> **Record list**:
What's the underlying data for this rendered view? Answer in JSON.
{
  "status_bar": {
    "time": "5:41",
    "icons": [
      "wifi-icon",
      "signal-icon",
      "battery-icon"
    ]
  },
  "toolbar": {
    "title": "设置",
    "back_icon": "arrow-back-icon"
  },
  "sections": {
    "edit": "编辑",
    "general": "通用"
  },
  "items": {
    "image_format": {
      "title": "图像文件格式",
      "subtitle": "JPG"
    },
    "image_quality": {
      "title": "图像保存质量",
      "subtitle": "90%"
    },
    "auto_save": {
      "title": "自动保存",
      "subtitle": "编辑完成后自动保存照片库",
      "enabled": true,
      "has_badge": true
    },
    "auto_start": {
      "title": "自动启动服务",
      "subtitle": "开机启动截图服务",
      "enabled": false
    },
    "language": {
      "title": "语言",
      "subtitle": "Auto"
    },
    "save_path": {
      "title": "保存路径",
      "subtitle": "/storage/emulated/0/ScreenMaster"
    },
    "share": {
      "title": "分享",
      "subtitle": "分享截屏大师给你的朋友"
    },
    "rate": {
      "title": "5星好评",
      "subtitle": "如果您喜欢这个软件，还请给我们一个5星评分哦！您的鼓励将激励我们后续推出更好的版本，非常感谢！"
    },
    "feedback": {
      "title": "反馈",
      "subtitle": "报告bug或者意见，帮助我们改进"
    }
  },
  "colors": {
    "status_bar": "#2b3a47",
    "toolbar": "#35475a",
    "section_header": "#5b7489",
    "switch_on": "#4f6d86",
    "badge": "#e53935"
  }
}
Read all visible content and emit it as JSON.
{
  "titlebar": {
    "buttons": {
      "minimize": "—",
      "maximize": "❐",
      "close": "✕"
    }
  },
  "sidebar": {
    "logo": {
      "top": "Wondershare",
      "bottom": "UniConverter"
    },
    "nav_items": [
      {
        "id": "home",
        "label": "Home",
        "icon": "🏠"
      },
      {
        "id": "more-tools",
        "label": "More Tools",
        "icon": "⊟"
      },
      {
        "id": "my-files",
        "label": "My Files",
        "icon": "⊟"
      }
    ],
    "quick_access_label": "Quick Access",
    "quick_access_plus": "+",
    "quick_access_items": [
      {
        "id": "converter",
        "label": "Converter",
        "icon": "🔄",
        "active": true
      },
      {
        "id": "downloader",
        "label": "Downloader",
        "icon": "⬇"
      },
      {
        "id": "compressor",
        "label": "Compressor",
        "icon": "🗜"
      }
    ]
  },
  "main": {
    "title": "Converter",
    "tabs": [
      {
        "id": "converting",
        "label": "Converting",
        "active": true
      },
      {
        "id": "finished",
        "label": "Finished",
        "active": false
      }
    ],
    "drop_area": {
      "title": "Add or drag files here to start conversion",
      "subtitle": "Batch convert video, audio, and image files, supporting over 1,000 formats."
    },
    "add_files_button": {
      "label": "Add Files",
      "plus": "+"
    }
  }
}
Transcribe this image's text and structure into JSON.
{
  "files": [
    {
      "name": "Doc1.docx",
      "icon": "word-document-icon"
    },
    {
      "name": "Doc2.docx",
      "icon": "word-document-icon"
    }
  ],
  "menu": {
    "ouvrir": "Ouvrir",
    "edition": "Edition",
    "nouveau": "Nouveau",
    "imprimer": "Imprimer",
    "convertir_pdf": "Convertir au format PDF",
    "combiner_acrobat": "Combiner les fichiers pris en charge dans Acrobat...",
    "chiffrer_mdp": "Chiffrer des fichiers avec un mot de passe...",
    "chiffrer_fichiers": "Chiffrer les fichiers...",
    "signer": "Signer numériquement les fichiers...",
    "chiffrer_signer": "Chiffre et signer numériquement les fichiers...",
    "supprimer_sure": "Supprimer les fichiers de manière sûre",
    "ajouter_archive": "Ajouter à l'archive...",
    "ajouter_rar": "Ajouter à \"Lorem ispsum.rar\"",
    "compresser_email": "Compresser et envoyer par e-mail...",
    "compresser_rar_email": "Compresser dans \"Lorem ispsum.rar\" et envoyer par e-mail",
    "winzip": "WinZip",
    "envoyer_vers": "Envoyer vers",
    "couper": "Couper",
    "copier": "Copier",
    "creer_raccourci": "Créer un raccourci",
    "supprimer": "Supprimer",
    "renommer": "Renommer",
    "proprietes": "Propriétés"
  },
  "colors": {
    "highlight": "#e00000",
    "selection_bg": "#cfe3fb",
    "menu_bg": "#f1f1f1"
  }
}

> **Given exercise**: Identify how many lines in the entries above include the string "this", then state that number alone.

> **Result of the task**: 2